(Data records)
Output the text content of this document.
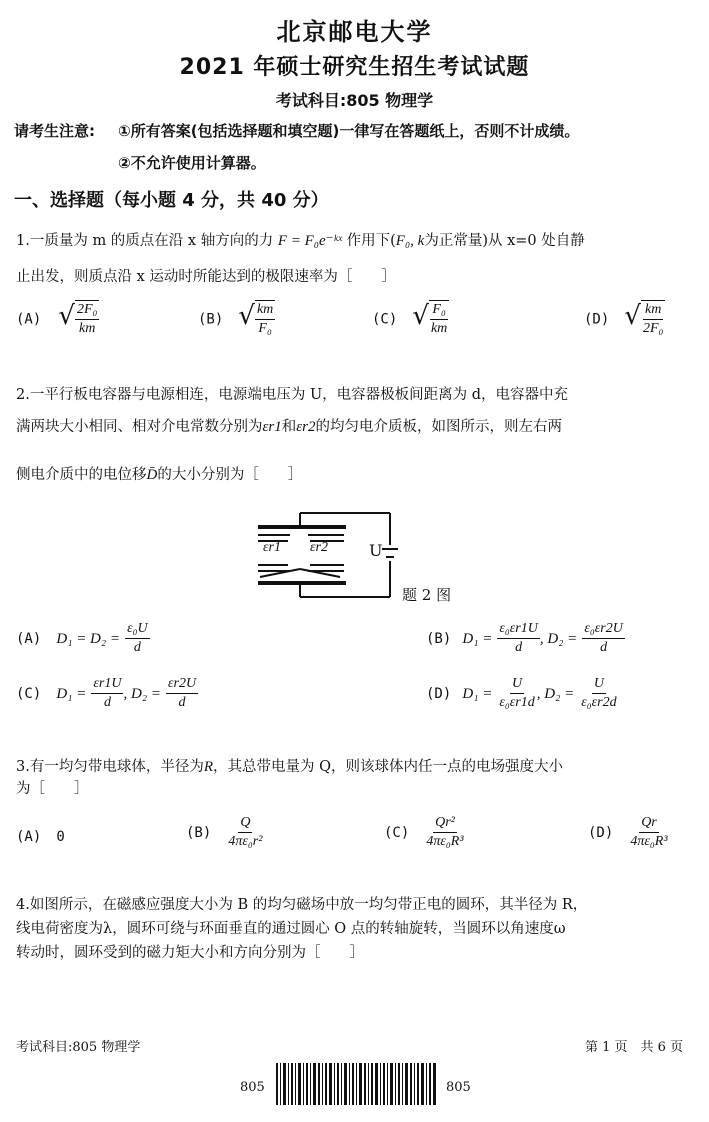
北京邮电大学
2021 年硕士研究生招生考试试题
考试科目:805 物理学
请考生注意: ①所有答案(包括选择题和填空题)一律写在答题纸上，否则不计成绩。
②不允许使用计算器。
一、选择题（每小题 4 分，共 40 分）
1.一质量为 m 的质点在沿 x 轴方向的力 F = F₀e⁻ᵏˣ 作用下(F₀, k为正常量)从 x=0 处自静
止出发，则质点沿 x 运动时所能达到的极限速率为［　　］
(A) √ $\frac{\text{2F₀}}{km}$	(B) √ $\frac{km}{\text{F₀}}$	(C) √ $\frac{\text{F₀}}{km}$	(D) √ $\frac{km}{\text{2F₀}}$
2.一平行板电容器与电源相连，电源端电压为 U，电容器极板间距离为 d，电容器中充
满两块大小相同、相对介电常数分别为εr1和εr2的均匀电介质板，如图所示，则左右两
侧电介质中的电位移D̄的大小分别为［　　］
εr1 εr2	U
题 2 图
(A) $D_1 = D_2 = \frac{\text{ε₀U}}{d}$	(B) $D_1 = \frac{\text{ε₀εr1U}}{d}$ , $D_2 = \frac{\text{ε₀εr2U}}{d}$
(C) $D_1 = \frac{\varepsilon r1U}{d}$ , $D_2 = \frac{\varepsilon r2U}{d}$	(D) $D_1 = \frac{U}{\text{ε₀εr1d}}$ , $D_2 = \frac{U}{\text{ε₀εr2d}}$
3.有一均匀带电球体，半径为R，其总带电量为 Q，则该球体内任一点的电场强度大小
为［　　］
(A) 0	$(B) \frac{Q}{\text{4πε₀r²}}$	$(C) \frac{\text{Qr²}}{\text{4πε₀R³}}$	$(D) \frac{Qr}{\text{4πε₀R³}}$
4.如图所示，在磁感应强度大小为 B 的均匀磁场中放一均匀带正电的圆环，其半径为 R，
线电荷密度为λ，圆环可绕与环面垂直的通过圆心 O 点的转轴旋转，当圆环以角速度ω
转动时，圆环受到的磁力矩大小和方向分别为［　　］
考试科目:805 物理学	第 1 页　共 6 页
805	805
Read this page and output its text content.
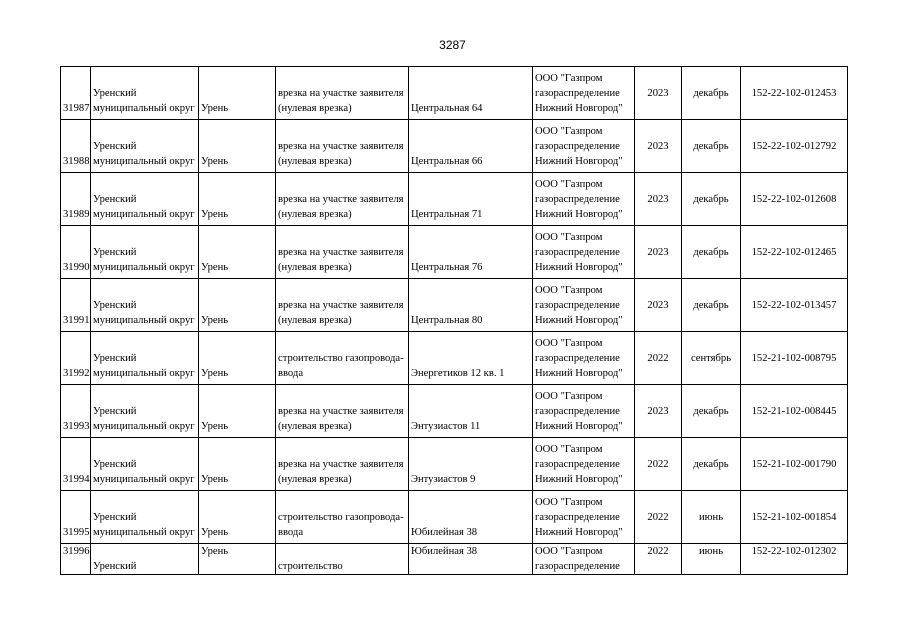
3287
31987	Уренский
муниципальный округ	Урень	врезка на участке заявителя
(нулевая врезка)	Центральная 64	ООО "Газпром
газораспределение
Нижний Новгород"	2023	декабрь	152-22-102-012453

31988	Уренский
муниципальный округ	Урень	врезка на участке заявителя
(нулевая врезка)	Центральная 66	ООО "Газпром
газораспределение
Нижний Новгород"	2023	декабрь	152-22-102-012792

31989	Уренский
муниципальный округ	Урень	врезка на участке заявителя
(нулевая врезка)	Центральная 71	ООО "Газпром
газораспределение
Нижний Новгород"	2023	декабрь	152-22-102-012608

31990	Уренский
муниципальный округ	Урень	врезка на участке заявителя
(нулевая врезка)	Центральная 76	ООО "Газпром
газораспределение
Нижний Новгород"	2023	декабрь	152-22-102-012465

31991	Уренский
муниципальный округ	Урень	врезка на участке заявителя
(нулевая врезка)	Центральная 80	ООО "Газпром
газораспределение
Нижний Новгород"	2023	декабрь	152-22-102-013457

31992	Уренский
муниципальный округ	Урень	строительство газопровода-
ввода	Энергетиков 12 кв. 1	ООО "Газпром
газораспределение
Нижний Новгород"	2022	сентябрь	152-21-102-008795

31993	Уренский
муниципальный округ	Урень	врезка на участке заявителя
(нулевая врезка)	Энтузиастов 11	ООО "Газпром
газораспределение
Нижний Новгород"	2023	декабрь	152-21-102-008445

31994	Уренский
муниципальный округ	Урень	врезка на участке заявителя
(нулевая врезка)	Энтузиастов 9	ООО "Газпром
газораспределение
Нижний Новгород"	2022	декабрь	152-21-102-001790

31995	Уренский
муниципальный округ	Урень	строительство газопровода-
ввода	Юбилейная 38	ООО "Газпром
газораспределение
Нижний Новгород"	2022	июнь	152-21-102-001854

31996	Уренский	Урень	строительство	Юбилейная 38	ООО "Газпром
газораспределение	2022	июнь	152-22-102-012302
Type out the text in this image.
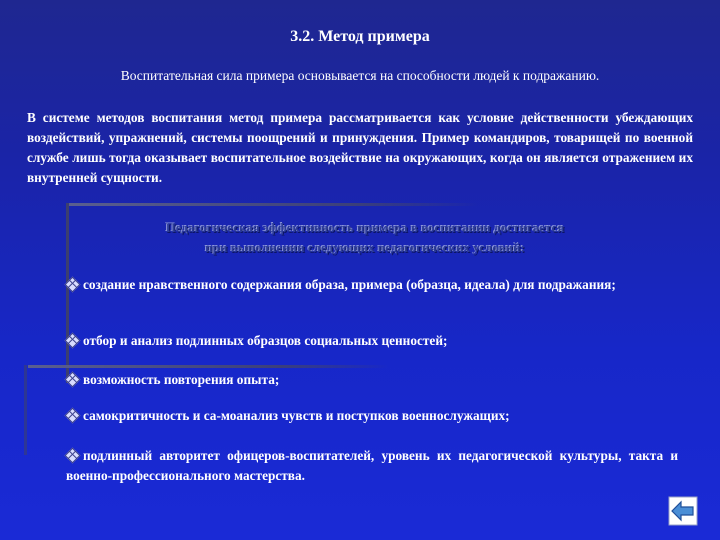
3.2. Метод примера
Воспитательная сила примера основывается на способности людей к подражанию.
В системе методов воспитания метод примера рассматривается как условие действенности убеждающих воздействий, упражнений, системы поощрений и принуждения. Пример командиров, товарищей по военной службе лишь тогда оказывает воспитательное воздействие на окружающих, когда он является отражением их внутренней сущности.
Педагогическая эффективность примера в воспитании достигается
при выполнении следующих педагогических условий:
создание нравственного содержания образа, примера (образца, идеала) для подражания;
отбор и анализ подлинных образцов социальных ценностей;
возможность повторения опыта;
самокритичность и са-моанализ чувств и поступков военнослужащих;
подлинный авторитет офицеров-воспитателей, уровень их педагогической культуры, такта и военно-профессионального мастерства.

Set task:
Beginning with the line that contains "Type out the text in this image." in the data above, please copy each line exactly until the last line, both ends included, skipping any pictures.

Solution to the problem:
Type out the text in this image.
3.2. Метод примера
Воспитательная сила примера основывается на способности людей к подражанию.
В системе методов воспитания метод примера рассматривается как условие действенности убеждающих воздействий, упражнений, системы поощрений и принуждения. Пример командиров, товарищей по военной службе лишь тогда оказывает воспитательное воздействие на окружающих, когда он является отражением их внутренней сущности.
Педагогическая эффективность примера в воспитании достигается
при выполнении следующих педагогических условий:
создание нравственного содержания образа, примера (образца, идеала) для подражания;
отбор и анализ подлинных образцов социальных ценностей;
возможность повторения опыта;
самокритичность и са-моанализ чувств и поступков военнослужащих;
подлинный авторитет офицеров-воспитателей, уровень их педагогической культуры, такта и военно-профессионального мастерства.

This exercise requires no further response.